Zu erledigen -
1 - Gib den Textauszug über den Klimawandel von "Wir haben es" bis "spät dafür sein." erneut wieder und tausche dabei "Klimareport" gegen "Sachstandsbericht" aus.
2 - Fasse den Textauszug über den Klimawandel in zwei Sätzen zusammen.

Wir haben es nach Einschätzung von Herrn Schirmer jedoch bis zum Ende des nächsten Jahrzehnts noch in der Hand, das Schlimmste zu verhindern. Dem letzten Klimareport des IPCC ist allerdings mit aller Deutlichkeit zu entnehmen, dass jetzt sofort die entscheidenden Maßnahmen eingeleitet werden müssen und nicht erst 2015. Dann wird es nämlich zu spät dafür sein.


Auswirkungen des Klimawandels in Deutschland

Herr Schirmer präsentierte eine sogenannte phänologische Uhr. Anhand dieser Grafik ließ sich die beobachtete Auswirkung der jahreszeitlichen Einflüsse auf die Vegetation erkennen. Die alarmierendste Erkenntnis daraus ist die, dass die Winter im Mittel des 10-Jahreszeitraums 1991-2000 um drei Wochen kürzer geworden sind als diejenigen im Mittel des 30-Jahreszeitraums von 1961-1990.

Datensätze -
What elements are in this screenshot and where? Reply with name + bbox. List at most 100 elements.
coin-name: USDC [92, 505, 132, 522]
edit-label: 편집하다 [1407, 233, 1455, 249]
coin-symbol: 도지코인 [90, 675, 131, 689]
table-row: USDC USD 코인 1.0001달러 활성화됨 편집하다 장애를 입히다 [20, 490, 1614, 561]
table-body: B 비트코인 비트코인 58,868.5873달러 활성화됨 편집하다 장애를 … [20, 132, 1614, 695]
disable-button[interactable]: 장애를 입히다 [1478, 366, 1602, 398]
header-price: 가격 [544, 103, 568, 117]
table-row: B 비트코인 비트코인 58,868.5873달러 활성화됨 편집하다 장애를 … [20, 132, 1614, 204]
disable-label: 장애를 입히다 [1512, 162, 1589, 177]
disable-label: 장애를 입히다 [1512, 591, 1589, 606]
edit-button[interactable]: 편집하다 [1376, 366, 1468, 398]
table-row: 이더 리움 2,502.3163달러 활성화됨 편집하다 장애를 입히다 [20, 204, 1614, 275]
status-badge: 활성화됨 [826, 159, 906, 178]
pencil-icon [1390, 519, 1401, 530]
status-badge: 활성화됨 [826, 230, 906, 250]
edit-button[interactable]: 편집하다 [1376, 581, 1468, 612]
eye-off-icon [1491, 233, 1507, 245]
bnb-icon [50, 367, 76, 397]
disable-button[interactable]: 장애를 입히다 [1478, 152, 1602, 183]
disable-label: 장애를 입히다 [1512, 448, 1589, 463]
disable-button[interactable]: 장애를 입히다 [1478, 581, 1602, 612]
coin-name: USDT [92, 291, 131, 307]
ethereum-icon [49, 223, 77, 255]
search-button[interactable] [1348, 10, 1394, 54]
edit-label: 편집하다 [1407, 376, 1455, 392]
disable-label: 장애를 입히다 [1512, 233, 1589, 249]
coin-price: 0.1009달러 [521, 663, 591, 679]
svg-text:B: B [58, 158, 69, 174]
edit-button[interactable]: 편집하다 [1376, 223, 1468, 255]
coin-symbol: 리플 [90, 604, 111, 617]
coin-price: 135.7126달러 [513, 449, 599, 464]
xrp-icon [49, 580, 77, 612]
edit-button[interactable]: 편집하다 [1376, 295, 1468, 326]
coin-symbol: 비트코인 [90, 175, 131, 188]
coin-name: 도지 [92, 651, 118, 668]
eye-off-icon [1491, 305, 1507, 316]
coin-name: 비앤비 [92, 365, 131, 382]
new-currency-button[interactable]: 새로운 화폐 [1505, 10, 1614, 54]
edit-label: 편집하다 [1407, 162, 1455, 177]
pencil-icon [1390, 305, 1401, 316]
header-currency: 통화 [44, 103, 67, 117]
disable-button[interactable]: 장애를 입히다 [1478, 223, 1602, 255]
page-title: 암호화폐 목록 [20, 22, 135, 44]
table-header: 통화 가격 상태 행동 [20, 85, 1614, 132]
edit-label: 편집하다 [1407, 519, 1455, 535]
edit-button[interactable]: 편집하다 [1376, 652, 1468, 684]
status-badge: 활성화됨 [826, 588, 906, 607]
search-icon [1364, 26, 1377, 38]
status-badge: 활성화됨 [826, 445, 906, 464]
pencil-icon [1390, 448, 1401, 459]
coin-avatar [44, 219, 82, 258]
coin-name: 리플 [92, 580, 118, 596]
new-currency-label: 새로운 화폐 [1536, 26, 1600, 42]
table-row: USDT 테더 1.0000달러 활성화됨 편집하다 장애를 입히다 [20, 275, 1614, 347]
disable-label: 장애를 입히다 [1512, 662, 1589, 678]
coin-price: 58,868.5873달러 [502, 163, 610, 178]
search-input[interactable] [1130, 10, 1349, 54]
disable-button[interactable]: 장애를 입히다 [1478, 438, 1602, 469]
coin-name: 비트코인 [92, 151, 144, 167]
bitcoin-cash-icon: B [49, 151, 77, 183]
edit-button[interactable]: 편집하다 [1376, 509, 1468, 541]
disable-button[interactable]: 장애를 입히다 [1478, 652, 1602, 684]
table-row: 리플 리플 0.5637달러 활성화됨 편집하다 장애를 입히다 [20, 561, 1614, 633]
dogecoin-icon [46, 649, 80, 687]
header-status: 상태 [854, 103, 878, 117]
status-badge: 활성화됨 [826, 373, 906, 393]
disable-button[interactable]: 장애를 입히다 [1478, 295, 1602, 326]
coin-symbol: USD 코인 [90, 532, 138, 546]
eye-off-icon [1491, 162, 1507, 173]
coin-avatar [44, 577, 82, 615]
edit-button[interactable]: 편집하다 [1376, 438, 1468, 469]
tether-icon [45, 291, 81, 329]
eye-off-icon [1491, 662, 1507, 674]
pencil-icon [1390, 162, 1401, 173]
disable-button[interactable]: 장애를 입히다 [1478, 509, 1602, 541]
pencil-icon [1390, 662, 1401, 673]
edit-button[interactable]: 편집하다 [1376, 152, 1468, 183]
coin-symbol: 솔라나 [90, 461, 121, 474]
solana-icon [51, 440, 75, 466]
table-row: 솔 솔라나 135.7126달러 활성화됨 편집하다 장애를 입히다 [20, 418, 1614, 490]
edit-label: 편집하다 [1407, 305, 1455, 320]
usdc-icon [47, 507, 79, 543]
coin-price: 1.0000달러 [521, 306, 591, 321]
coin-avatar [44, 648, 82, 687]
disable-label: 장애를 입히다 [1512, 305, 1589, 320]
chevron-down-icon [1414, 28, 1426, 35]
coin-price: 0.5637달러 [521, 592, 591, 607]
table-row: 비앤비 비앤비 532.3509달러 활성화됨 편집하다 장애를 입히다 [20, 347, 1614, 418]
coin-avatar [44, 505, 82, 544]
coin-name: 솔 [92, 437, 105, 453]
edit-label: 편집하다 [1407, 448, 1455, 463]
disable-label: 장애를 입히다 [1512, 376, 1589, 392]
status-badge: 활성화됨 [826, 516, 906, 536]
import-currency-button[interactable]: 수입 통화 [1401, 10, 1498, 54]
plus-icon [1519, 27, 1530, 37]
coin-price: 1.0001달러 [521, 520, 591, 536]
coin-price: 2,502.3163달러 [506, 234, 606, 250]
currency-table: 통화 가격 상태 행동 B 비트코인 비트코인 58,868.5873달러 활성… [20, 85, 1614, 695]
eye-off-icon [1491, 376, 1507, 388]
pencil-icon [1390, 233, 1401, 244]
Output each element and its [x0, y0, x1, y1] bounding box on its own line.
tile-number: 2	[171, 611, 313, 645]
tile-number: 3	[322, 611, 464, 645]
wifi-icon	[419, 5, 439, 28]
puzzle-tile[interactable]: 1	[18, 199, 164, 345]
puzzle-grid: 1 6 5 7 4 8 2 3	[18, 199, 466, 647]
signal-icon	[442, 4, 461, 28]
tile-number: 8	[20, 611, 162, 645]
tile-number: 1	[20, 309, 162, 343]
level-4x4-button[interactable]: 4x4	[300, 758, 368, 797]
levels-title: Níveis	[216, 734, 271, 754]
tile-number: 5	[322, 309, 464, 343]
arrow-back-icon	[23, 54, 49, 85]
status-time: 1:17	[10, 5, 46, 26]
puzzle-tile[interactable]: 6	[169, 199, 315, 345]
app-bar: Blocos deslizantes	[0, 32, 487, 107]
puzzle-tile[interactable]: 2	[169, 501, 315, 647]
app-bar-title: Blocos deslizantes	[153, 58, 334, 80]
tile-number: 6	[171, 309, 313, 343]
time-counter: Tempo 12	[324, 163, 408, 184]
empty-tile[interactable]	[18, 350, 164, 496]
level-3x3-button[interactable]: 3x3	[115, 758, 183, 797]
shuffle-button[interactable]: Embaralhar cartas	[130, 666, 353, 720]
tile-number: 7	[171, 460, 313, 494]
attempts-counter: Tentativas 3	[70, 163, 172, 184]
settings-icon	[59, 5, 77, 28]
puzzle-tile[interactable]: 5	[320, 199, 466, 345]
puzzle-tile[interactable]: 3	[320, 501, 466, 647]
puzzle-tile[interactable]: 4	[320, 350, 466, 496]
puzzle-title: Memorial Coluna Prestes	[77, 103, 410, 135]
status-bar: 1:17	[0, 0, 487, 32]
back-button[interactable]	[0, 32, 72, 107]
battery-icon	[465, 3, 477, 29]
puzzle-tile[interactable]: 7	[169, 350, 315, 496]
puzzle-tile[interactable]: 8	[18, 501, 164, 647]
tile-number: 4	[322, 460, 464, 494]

Antworten je Aufgabe -
1 -
Wir haben es nach Einschätzung von Herrn Schirmer jedoch bis zum Ende des nächsten Jahrzehnts noch in der Hand, das Schlimmste zu verhindern. Dem letzten Sachstandsbericht des IPCC ist allerdings mit aller Deutlichkeit zu entnehmen, dass jetzt sofort die entscheidenden Maßnahmen eingeleitet werden müssen und nicht erst 2015. Dann wird es nämlich zu spät dafür sein.

2 - Nach Einschätzung von Herrn Schirmer lässt sich das Schlimmste bis zum Ende des nächsten Jahrzehnts noch verhindern, doch laut dem letzten Klimareport des IPCC müssen die entscheidenden Maßnahmen sofort eingeleitet werden und nicht erst 2015. Eine von Herrn Schirmer präsentierte phänologische Uhr zeigt, dass die Winter im Mittel der Jahre 1991-2000 um drei Wochen kürzer geworden sind als im Mittel der Jahre 1961-1990.